Your goal = Every line of the material is to be quoted verbatim, minus the pictures.
%%
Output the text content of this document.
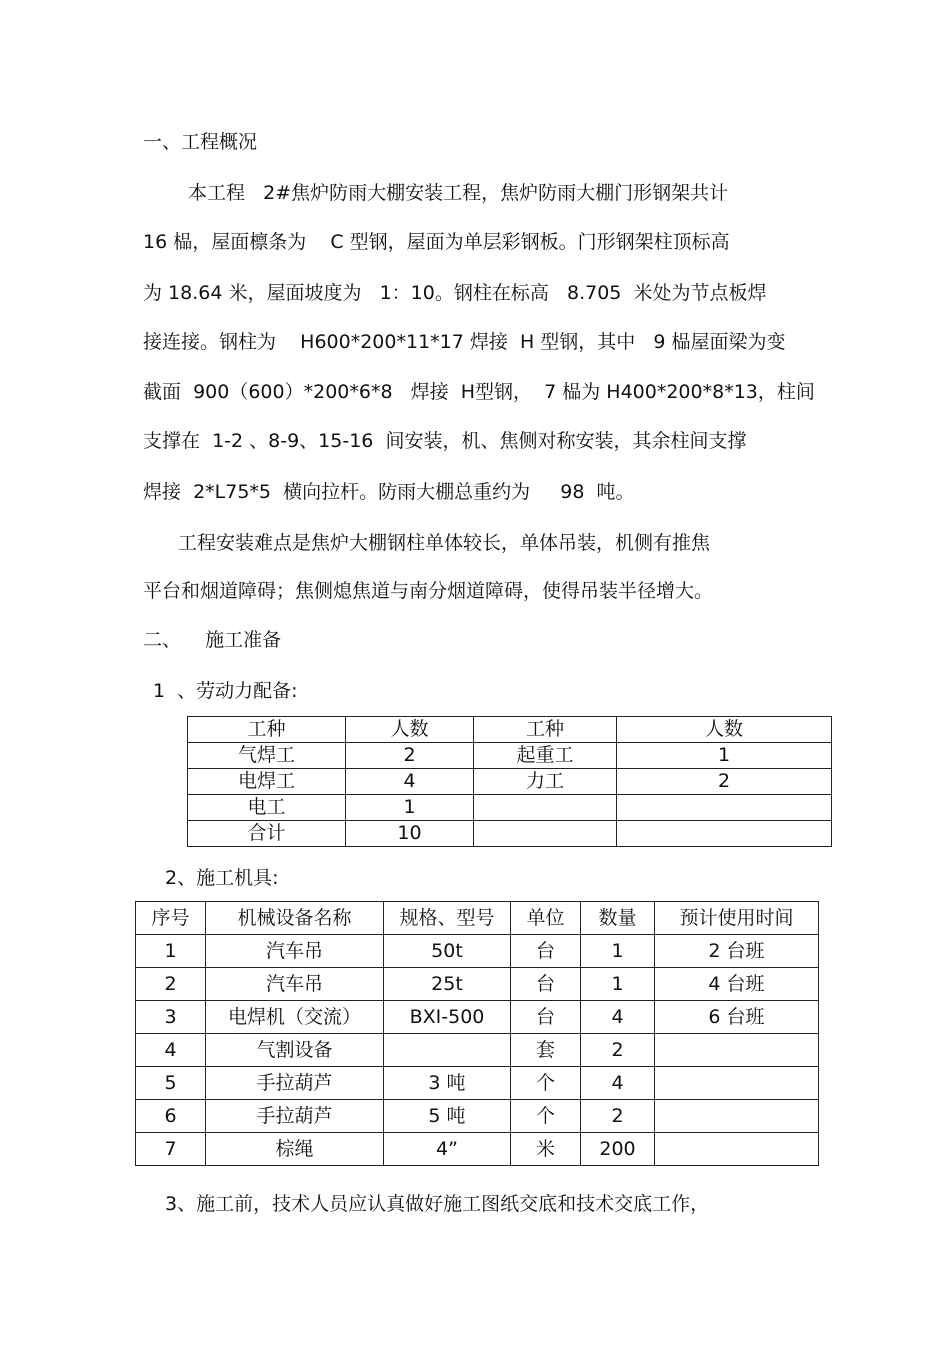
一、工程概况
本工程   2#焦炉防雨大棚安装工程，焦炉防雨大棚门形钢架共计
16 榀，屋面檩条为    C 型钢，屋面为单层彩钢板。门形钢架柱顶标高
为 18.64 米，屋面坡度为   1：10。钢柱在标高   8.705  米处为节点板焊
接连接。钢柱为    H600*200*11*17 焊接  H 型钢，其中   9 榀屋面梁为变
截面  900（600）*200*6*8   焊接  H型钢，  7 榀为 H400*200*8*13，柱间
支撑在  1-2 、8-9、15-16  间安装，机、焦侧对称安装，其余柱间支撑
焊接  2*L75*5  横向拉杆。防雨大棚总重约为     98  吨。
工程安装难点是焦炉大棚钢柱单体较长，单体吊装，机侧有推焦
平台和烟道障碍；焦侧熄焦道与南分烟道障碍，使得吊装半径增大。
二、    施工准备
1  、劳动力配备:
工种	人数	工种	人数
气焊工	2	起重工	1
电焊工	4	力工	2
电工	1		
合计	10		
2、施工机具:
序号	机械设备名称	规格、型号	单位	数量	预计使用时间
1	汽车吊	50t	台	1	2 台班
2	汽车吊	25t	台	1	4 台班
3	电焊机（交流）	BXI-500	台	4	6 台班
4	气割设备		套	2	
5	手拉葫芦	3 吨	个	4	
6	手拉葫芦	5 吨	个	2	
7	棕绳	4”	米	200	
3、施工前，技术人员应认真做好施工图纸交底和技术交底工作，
%%
Answer for the task =
Output the text content of this document.
一、工程概况
本工程   2#焦炉防雨大棚安装工程，焦炉防雨大棚门形钢架共计
16 榀，屋面檩条为    C 型钢，屋面为单层彩钢板。门形钢架柱顶标高
为 18.64 米，屋面坡度为   1：10。钢柱在标高   8.705  米处为节点板焊
接连接。钢柱为    H600*200*11*17 焊接  H 型钢，其中   9 榀屋面梁为变
截面  900（600）*200*6*8   焊接  H型钢，  7 榀为 H400*200*8*13，柱间
支撑在  1-2 、8-9、15-16  间安装，机、焦侧对称安装，其余柱间支撑
焊接  2*L75*5  横向拉杆。防雨大棚总重约为     98  吨。
工程安装难点是焦炉大棚钢柱单体较长，单体吊装，机侧有推焦
平台和烟道障碍；焦侧熄焦道与南分烟道障碍，使得吊装半径增大。
二、    施工准备
1  、劳动力配备:
工种	人数	工种	人数
气焊工	2	起重工	1
电焊工	4	力工	2
电工	1		
合计	10		
2、施工机具:
序号	机械设备名称	规格、型号	单位	数量	预计使用时间
1	汽车吊	50t	台	1	2 台班
2	汽车吊	25t	台	1	4 台班
3	电焊机（交流）	BXI-500	台	4	6 台班
4	气割设备		套	2	
5	手拉葫芦	3 吨	个	4	
6	手拉葫芦	5 吨	个	2	
7	棕绳	4”	米	200	
3、施工前，技术人员应认真做好施工图纸交底和技术交底工作，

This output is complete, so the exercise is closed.